* **PROBLEM STATEMENT**
Output every record below exactly.

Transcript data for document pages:
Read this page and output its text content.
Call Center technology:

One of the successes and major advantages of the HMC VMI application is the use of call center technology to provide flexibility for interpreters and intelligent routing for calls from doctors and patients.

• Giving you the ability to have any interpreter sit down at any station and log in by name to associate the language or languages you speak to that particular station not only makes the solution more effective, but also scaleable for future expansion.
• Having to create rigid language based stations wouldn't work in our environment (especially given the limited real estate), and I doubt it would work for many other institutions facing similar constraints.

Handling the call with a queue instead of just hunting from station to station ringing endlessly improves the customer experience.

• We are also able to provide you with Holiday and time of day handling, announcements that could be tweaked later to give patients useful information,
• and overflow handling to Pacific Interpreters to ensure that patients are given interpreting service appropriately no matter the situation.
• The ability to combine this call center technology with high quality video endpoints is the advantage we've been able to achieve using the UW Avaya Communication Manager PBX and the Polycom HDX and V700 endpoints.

* **RESULT OF THIS EXERCISE**
Read this page and output its text content.
Call Center technology:

One of the successes and major advantages of the HMC VMI application is the use of call center technology to provide flexibility for interpreters and intelligent routing for calls from doctors and patients.

• Giving you the ability to have any interpreter sit down at any station and log in by name to associate the language or languages you speak to that particular station not only makes the solution more effective, but also scaleable for future expansion.
• Having to create rigid language based stations wouldn't work in our environment (especially given the limited real estate), and I doubt it would work for many other institutions facing similar constraints.

Handling the call with a queue instead of just hunting from station to station ringing endlessly improves the customer experience.

• We are also able to provide you with Holiday and time of day handling, announcements that could be tweaked later to give patients useful information,
• and overflow handling to Pacific Interpreters to ensure that patients are given interpreting service appropriately no matter the situation.
• The ability to combine this call center technology with high quality video endpoints is the advantage we've been able to achieve using the UW Avaya Communication Manager PBX and the Polycom HDX and V700 endpoints.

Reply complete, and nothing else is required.